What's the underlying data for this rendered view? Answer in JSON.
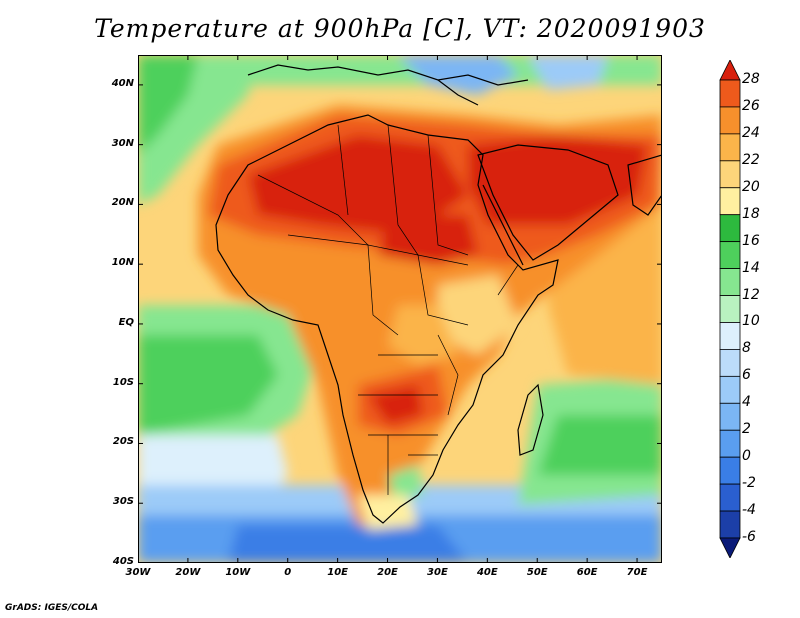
{
  "title": "Temperature at 900hPa [C], VT: 2020091903",
  "credit": "GrADS: IGES/COLA",
  "map": {
    "region": "Africa and surrounding seas",
    "variable": "temperature",
    "level": "900hPa",
    "units": "C",
    "valid_time": "2020091903",
    "lon_range": [
      -30,
      75
    ],
    "lat_range": [
      -40,
      45
    ],
    "lat_ticks": [
      {
        "value": 40,
        "label": "40N"
      },
      {
        "value": 30,
        "label": "30N"
      },
      {
        "value": 20,
        "label": "20N"
      },
      {
        "value": 10,
        "label": "10N"
      },
      {
        "value": 0,
        "label": "EQ"
      },
      {
        "value": -10,
        "label": "10S"
      },
      {
        "value": -20,
        "label": "20S"
      },
      {
        "value": -30,
        "label": "30S"
      },
      {
        "value": -40,
        "label": "40S"
      }
    ],
    "lon_ticks": [
      {
        "value": -30,
        "label": "30W"
      },
      {
        "value": -20,
        "label": "20W"
      },
      {
        "value": -10,
        "label": "10W"
      },
      {
        "value": 0,
        "label": "0"
      },
      {
        "value": 10,
        "label": "10E"
      },
      {
        "value": 20,
        "label": "20E"
      },
      {
        "value": 30,
        "label": "30E"
      },
      {
        "value": 40,
        "label": "40E"
      },
      {
        "value": 50,
        "label": "50E"
      },
      {
        "value": 60,
        "label": "60E"
      },
      {
        "value": 70,
        "label": "70E"
      }
    ]
  },
  "colorbar": {
    "bins": [
      {
        "color": "#0a1a78",
        "min": null,
        "max": -6
      },
      {
        "color": "#1c3fa8",
        "min": -6,
        "max": -4
      },
      {
        "color": "#2a5fd0",
        "min": -4,
        "max": -2
      },
      {
        "color": "#3a7ee6",
        "min": -2,
        "max": 0
      },
      {
        "color": "#5a9ef0",
        "min": 0,
        "max": 2
      },
      {
        "color": "#7bb6f4",
        "min": 2,
        "max": 4
      },
      {
        "color": "#9ccbf8",
        "min": 4,
        "max": 6
      },
      {
        "color": "#bcdcfa",
        "min": 6,
        "max": 8
      },
      {
        "color": "#ddf0fc",
        "min": 8,
        "max": 10
      },
      {
        "color": "#b9f2c0",
        "min": 10,
        "max": 12
      },
      {
        "color": "#86e690",
        "min": 12,
        "max": 14
      },
      {
        "color": "#4ed05c",
        "min": 14,
        "max": 16
      },
      {
        "color": "#2dba3e",
        "min": 16,
        "max": 18
      },
      {
        "color": "#fff0a0",
        "min": 18,
        "max": 20
      },
      {
        "color": "#fdd57a",
        "min": 20,
        "max": 22
      },
      {
        "color": "#fbb44a",
        "min": 22,
        "max": 24
      },
      {
        "color": "#f7902c",
        "min": 24,
        "max": 26
      },
      {
        "color": "#ee5a1c",
        "min": 26,
        "max": 28
      },
      {
        "color": "#d8200e",
        "min": 28,
        "max": null
      }
    ],
    "labels": [
      "28",
      "26",
      "24",
      "22",
      "20",
      "18",
      "16",
      "14",
      "12",
      "10",
      "8",
      "6",
      "4",
      "2",
      "0",
      "-2",
      "-4",
      "-6"
    ]
  }
}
▬▬▬▬▬▬▬▬▬▬
Quote the preceding listing precisely and completely, omitting its images.

What's the underlying data for this rendered view? Answer in JSON.
{
  "title": "Temperature at 900hPa [C], VT: 2020091903",
  "credit": "GrADS: IGES/COLA",
  "map": {
    "region": "Africa and surrounding seas",
    "variable": "temperature",
    "level": "900hPa",
    "units": "C",
    "valid_time": "2020091903",
    "lon_range": [
      -30,
      75
    ],
    "lat_range": [
      -40,
      45
    ],
    "lat_ticks": [
      {
        "value": 40,
        "label": "40N"
      },
      {
        "value": 30,
        "label": "30N"
      },
      {
        "value": 20,
        "label": "20N"
      },
      {
        "value": 10,
        "label": "10N"
      },
      {
        "value": 0,
        "label": "EQ"
      },
      {
        "value": -10,
        "label": "10S"
      },
      {
        "value": -20,
        "label": "20S"
      },
      {
        "value": -30,
        "label": "30S"
      },
      {
        "value": -40,
        "label": "40S"
      }
    ],
    "lon_ticks": [
      {
        "value": -30,
        "label": "30W"
      },
      {
        "value": -20,
        "label": "20W"
      },
      {
        "value": -10,
        "label": "10W"
      },
      {
        "value": 0,
        "label": "0"
      },
      {
        "value": 10,
        "label": "10E"
      },
      {
        "value": 20,
        "label": "20E"
      },
      {
        "value": 30,
        "label": "30E"
      },
      {
        "value": 40,
        "label": "40E"
      },
      {
        "value": 50,
        "label": "50E"
      },
      {
        "value": 60,
        "label": "60E"
      },
      {
        "value": 70,
        "label": "70E"
      }
    ]
  },
  "colorbar": {
    "bins": [
      {
        "color": "#0a1a78",
        "min": null,
        "max": -6
      },
      {
        "color": "#1c3fa8",
        "min": -6,
        "max": -4
      },
      {
        "color": "#2a5fd0",
        "min": -4,
        "max": -2
      },
      {
        "color": "#3a7ee6",
        "min": -2,
        "max": 0
      },
      {
        "color": "#5a9ef0",
        "min": 0,
        "max": 2
      },
      {
        "color": "#7bb6f4",
        "min": 2,
        "max": 4
      },
      {
        "color": "#9ccbf8",
        "min": 4,
        "max": 6
      },
      {
        "color": "#bcdcfa",
        "min": 6,
        "max": 8
      },
      {
        "color": "#ddf0fc",
        "min": 8,
        "max": 10
      },
      {
        "color": "#b9f2c0",
        "min": 10,
        "max": 12
      },
      {
        "color": "#86e690",
        "min": 12,
        "max": 14
      },
      {
        "color": "#4ed05c",
        "min": 14,
        "max": 16
      },
      {
        "color": "#2dba3e",
        "min": 16,
        "max": 18
      },
      {
        "color": "#fff0a0",
        "min": 18,
        "max": 20
      },
      {
        "color": "#fdd57a",
        "min": 20,
        "max": 22
      },
      {
        "color": "#fbb44a",
        "min": 22,
        "max": 24
      },
      {
        "color": "#f7902c",
        "min": 24,
        "max": 26
      },
      {
        "color": "#ee5a1c",
        "min": 26,
        "max": 28
      },
      {
        "color": "#d8200e",
        "min": 28,
        "max": null
      }
    ],
    "labels": [
      "28",
      "26",
      "24",
      "22",
      "20",
      "18",
      "16",
      "14",
      "12",
      "10",
      "8",
      "6",
      "4",
      "2",
      "0",
      "-2",
      "-4",
      "-6"
    ]
  }
}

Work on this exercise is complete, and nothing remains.